* Given problem
In your copy, repeat the records exactly and leave out the pictures.

* Supplied data
::::::::

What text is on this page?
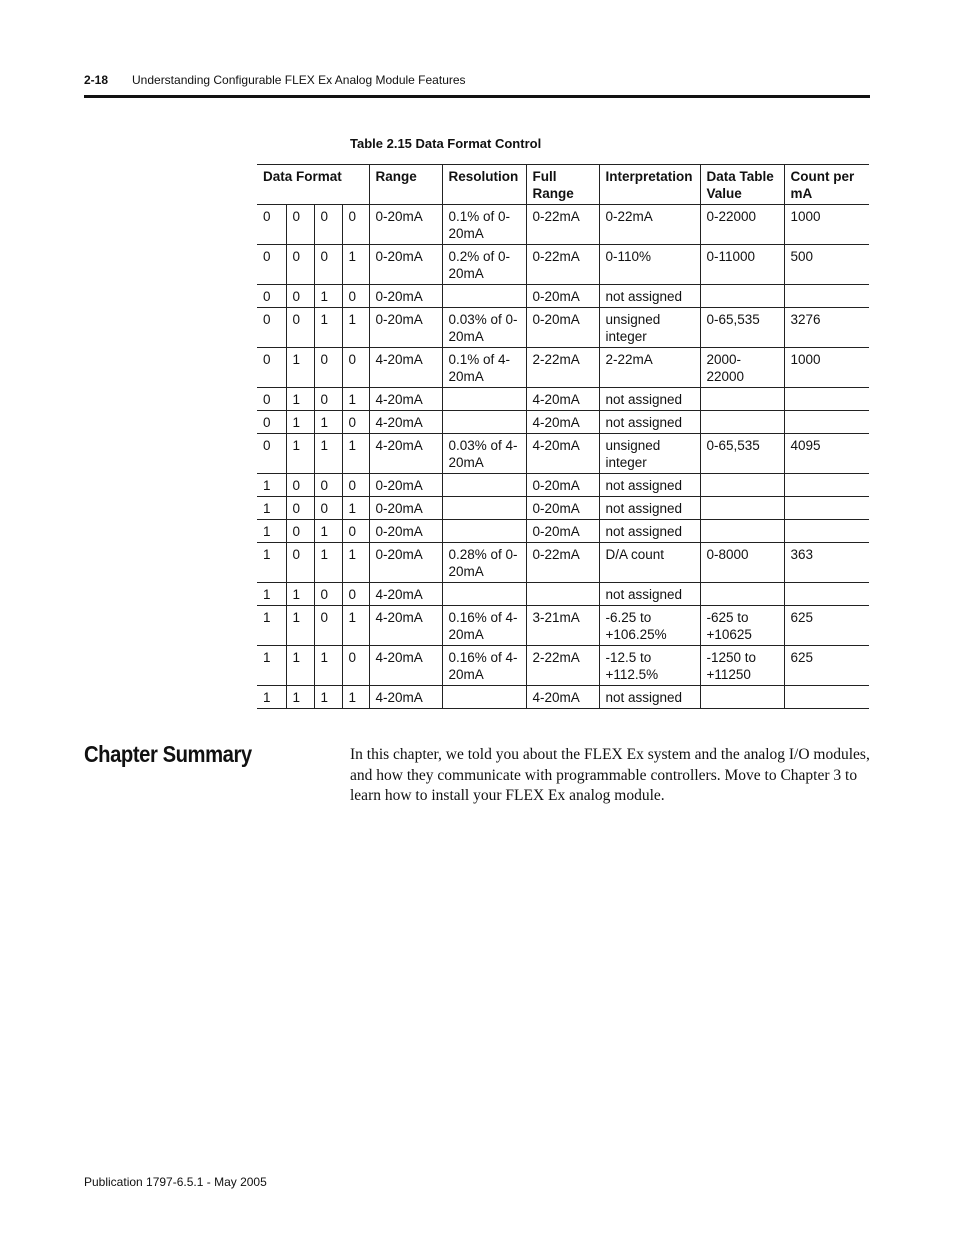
2-18 Understanding Configurable FLEX Ex Analog Module Features
Table 2.15 Data Format Control
Data Format				Range	Resolution	Full Range	Interpretation	Data Table Value	Count per mA
0	0	0	0	0-20mA	0.1% of 0-20mA	0-22mA	0-22mA	0-22000	1000
0	0	0	1	0-20mA	0.2% of 0-20mA	0-22mA	0-110%	0-11000	500
0	0	1	0	0-20mA		0-20mA	not assigned		
0	0	1	1	0-20mA	0.03% of 0-20mA	0-20mA	unsigned integer	0-65,535	3276
0	1	0	0	4-20mA	0.1% of 4-20mA	2-22mA	2-22mA	2000-22000	1000
0	1	0	1	4-20mA		4-20mA	not assigned		
0	1	1	0	4-20mA		4-20mA	not assigned		
0	1	1	1	4-20mA	0.03% of 4-20mA	4-20mA	unsigned integer	0-65,535	4095
1	0	0	0	0-20mA		0-20mA	not assigned		
1	0	0	1	0-20mA		0-20mA	not assigned		
1	0	1	0	0-20mA		0-20mA	not assigned		
1	0	1	1	0-20mA	0.28% of 0-20mA	0-22mA	D/A count	0-8000	363
1	1	0	0	4-20mA			not assigned		
1	1	0	1	4-20mA	0.16% of 4-20mA	3-21mA	-6.25 to +106.25%	-625 to +10625	625
1	1	1	0	4-20mA	0.16% of 4-20mA	2-22mA	-12.5 to +112.5%	-1250 to +11250	625
1	1	1	1	4-20mA		4-20mA	not assigned		
Chapter Summary	In this chapter, we told you about the FLEX Ex system and the analog I/O modules, and how they communicate with programmable controllers. Move to Chapter 3 to learn how to install your FLEX Ex analog module.
Publication 1797-6.5.1 - May 2005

::::::::

* Result of the exercise
What text is on this page?
2-18 Understanding Configurable FLEX Ex Analog Module Features
Table 2.15 Data Format Control
Data Format				Range	Resolution	Full Range	Interpretation	Data Table Value	Count per mA
0	0	0	0	0-20mA	0.1% of 0-20mA	0-22mA	0-22mA	0-22000	1000
0	0	0	1	0-20mA	0.2% of 0-20mA	0-22mA	0-110%	0-11000	500
0	0	1	0	0-20mA		0-20mA	not assigned		
0	0	1	1	0-20mA	0.03% of 0-20mA	0-20mA	unsigned integer	0-65,535	3276
0	1	0	0	4-20mA	0.1% of 4-20mA	2-22mA	2-22mA	2000-22000	1000
0	1	0	1	4-20mA		4-20mA	not assigned		
0	1	1	0	4-20mA		4-20mA	not assigned		
0	1	1	1	4-20mA	0.03% of 4-20mA	4-20mA	unsigned integer	0-65,535	4095
1	0	0	0	0-20mA		0-20mA	not assigned		
1	0	0	1	0-20mA		0-20mA	not assigned		
1	0	1	0	0-20mA		0-20mA	not assigned		
1	0	1	1	0-20mA	0.28% of 0-20mA	0-22mA	D/A count	0-8000	363
1	1	0	0	4-20mA			not assigned		
1	1	0	1	4-20mA	0.16% of 4-20mA	3-21mA	-6.25 to +106.25%	-625 to +10625	625
1	1	1	0	4-20mA	0.16% of 4-20mA	2-22mA	-12.5 to +112.5%	-1250 to +11250	625
1	1	1	1	4-20mA		4-20mA	not assigned		
Chapter Summary	In this chapter, we told you about the FLEX Ex system and the analog I/O modules, and how they communicate with programmable controllers. Move to Chapter 3 to learn how to install your FLEX Ex analog module.
Publication 1797-6.5.1 - May 2005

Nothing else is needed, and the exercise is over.